▸ **Data entries**:
****************

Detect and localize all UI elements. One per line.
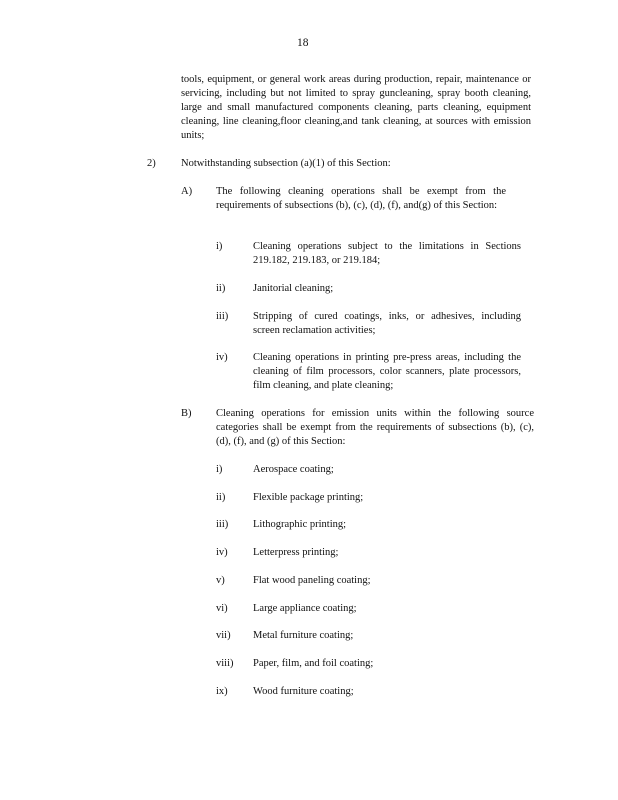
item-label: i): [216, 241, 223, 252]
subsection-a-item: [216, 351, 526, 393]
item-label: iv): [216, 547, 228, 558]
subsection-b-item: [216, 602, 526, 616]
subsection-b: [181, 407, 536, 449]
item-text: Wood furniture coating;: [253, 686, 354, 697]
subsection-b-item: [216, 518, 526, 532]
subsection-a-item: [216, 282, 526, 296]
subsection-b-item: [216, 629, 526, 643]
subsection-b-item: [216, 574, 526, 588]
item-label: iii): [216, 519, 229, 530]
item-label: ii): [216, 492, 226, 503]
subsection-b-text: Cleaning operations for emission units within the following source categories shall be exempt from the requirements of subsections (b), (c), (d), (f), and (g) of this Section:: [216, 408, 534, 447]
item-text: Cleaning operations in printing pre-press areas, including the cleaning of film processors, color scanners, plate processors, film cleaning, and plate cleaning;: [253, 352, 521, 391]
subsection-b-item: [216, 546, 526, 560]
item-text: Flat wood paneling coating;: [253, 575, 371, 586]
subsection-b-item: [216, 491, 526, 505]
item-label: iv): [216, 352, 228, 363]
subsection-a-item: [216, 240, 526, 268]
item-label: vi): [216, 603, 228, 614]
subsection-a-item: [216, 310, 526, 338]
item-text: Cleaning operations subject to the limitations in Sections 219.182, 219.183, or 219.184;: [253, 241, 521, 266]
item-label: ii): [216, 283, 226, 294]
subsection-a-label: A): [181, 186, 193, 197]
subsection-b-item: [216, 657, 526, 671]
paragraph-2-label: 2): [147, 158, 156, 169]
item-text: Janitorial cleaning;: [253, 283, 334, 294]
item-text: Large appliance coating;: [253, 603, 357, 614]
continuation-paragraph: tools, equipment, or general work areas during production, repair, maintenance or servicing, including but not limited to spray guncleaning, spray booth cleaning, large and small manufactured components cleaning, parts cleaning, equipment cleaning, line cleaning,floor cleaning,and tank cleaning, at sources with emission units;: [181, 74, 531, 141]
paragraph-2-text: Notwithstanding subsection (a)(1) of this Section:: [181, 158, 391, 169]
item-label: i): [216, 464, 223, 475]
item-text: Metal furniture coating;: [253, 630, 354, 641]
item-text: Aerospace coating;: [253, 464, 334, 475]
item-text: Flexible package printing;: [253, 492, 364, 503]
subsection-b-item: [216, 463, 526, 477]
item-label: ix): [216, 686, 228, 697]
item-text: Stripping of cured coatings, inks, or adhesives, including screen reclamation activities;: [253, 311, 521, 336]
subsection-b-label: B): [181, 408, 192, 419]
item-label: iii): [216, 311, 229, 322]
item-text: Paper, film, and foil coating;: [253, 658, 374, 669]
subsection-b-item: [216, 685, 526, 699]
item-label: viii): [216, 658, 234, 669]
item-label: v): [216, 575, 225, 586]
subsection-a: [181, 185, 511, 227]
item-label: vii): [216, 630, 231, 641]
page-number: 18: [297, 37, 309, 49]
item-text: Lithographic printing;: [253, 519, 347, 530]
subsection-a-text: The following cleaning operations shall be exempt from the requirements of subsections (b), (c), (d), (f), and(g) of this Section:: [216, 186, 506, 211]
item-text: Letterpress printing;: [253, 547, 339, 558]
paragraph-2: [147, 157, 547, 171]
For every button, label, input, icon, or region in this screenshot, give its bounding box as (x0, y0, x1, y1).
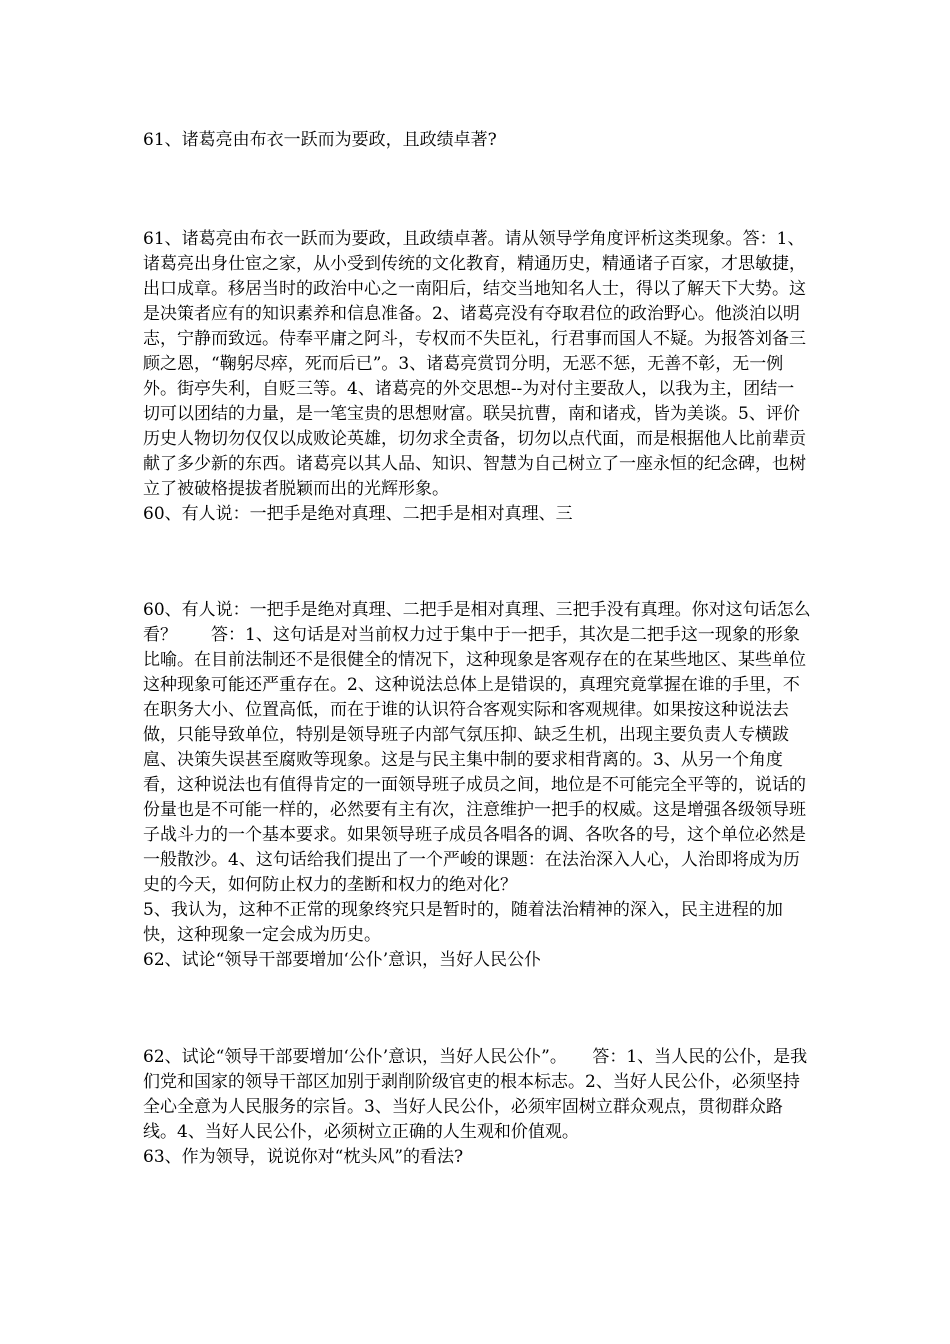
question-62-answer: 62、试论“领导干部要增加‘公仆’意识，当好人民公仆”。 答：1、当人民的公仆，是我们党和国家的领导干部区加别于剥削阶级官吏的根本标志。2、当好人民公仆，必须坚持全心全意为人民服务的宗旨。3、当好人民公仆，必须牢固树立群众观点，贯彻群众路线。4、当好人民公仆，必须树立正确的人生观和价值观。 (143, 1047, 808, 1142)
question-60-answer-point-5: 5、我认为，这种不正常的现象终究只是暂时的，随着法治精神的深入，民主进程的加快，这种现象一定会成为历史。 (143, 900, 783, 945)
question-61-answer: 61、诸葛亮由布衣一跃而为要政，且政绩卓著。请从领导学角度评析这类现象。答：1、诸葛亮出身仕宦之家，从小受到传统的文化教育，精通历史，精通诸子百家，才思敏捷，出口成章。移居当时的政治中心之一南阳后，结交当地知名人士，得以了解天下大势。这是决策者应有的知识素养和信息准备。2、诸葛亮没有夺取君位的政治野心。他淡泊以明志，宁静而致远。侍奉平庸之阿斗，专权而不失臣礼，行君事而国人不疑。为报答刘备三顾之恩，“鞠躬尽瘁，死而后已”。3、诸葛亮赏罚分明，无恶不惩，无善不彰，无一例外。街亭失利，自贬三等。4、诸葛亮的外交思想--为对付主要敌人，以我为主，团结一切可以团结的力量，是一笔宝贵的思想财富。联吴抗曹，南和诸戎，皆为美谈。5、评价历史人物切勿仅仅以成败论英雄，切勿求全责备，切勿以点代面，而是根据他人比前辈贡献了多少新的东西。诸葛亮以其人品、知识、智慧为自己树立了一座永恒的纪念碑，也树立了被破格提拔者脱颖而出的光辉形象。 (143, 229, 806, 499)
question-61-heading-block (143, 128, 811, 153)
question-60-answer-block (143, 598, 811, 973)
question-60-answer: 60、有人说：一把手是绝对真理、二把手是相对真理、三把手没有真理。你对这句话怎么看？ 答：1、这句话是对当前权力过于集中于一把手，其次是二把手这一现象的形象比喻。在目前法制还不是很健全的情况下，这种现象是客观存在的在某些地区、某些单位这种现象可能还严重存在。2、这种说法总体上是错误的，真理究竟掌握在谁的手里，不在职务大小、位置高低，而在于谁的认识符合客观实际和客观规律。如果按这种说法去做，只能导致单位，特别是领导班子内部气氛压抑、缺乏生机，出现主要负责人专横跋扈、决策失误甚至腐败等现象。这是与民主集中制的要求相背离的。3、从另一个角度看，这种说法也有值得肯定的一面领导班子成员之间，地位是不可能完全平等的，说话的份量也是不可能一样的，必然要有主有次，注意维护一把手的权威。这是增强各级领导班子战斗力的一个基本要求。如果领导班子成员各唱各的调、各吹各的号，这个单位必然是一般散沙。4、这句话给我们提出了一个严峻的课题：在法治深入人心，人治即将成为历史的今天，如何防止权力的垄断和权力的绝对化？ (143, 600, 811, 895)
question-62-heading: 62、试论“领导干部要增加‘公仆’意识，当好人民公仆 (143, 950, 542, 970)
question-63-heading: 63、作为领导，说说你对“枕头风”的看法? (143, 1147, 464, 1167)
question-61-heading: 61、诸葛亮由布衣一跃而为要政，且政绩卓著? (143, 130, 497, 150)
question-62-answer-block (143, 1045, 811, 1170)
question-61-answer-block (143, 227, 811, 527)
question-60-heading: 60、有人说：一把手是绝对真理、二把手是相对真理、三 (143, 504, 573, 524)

****************

▸ **Do this**:
Extract each of the lines above that contains the word "following". Case counts.

▸ **Result for this task**:
subsection-b-text: Cleaning operations for emission units within the following source categories shall be exempt from the requirements of subsections (b), (c), (d), (f), and (g) of this Section:: [216, 408, 534, 447]
subsection-a-text: The following cleaning operations shall be exempt from the requirements of subsections (b), (c), (d), (f), and(g) of this Section:: [216, 186, 506, 211]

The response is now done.